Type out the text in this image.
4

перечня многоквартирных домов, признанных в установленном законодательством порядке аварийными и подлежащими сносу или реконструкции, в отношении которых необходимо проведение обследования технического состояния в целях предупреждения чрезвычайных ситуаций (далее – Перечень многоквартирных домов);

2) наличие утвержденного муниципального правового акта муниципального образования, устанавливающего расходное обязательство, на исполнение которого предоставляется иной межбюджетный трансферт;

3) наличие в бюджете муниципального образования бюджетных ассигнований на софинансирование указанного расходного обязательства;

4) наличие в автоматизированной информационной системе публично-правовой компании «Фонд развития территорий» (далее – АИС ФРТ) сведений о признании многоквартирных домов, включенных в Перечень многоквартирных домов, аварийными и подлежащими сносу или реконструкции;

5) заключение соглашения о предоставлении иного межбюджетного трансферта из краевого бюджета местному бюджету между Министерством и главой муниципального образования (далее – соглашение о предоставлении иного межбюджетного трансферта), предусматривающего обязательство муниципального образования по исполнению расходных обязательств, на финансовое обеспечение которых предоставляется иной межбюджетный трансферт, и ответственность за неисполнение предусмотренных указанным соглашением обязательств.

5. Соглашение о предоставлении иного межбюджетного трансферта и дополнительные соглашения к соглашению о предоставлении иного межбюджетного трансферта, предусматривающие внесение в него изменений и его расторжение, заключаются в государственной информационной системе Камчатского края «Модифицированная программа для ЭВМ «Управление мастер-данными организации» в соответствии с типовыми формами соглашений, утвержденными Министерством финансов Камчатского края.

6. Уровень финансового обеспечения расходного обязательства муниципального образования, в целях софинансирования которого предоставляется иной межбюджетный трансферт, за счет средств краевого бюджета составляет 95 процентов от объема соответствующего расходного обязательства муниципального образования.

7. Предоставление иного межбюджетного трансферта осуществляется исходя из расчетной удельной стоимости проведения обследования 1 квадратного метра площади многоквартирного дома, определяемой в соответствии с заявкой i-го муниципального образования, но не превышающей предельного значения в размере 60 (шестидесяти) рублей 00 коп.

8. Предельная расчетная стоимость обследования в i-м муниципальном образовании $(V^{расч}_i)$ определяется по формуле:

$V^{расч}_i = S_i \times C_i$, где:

+--

[Task statement]
Return from the data every line that holds "бюджета".

[Exercise result]
5) заключение соглашения о предоставлении иного межбюджетного трансферта из краевого бюджета местному бюджету между Министерством и главой муниципального образования (далее – соглашение о предоставлении иного межбюджетного трансферта), предусматривающего обязательство муниципального образования по исполнению расходных обязательств, на финансовое обеспечение которых предоставляется иной межбюджетный трансферт, и ответственность за неисполнение предусмотренных указанным соглашением обязательств.
6. Уровень финансового обеспечения расходного обязательства муниципального образования, в целях софинансирования которого предоставляется иной межбюджетный трансферт, за счет средств краевого бюджета составляет 95 процентов от объема соответствующего расходного обязательства муниципального образования.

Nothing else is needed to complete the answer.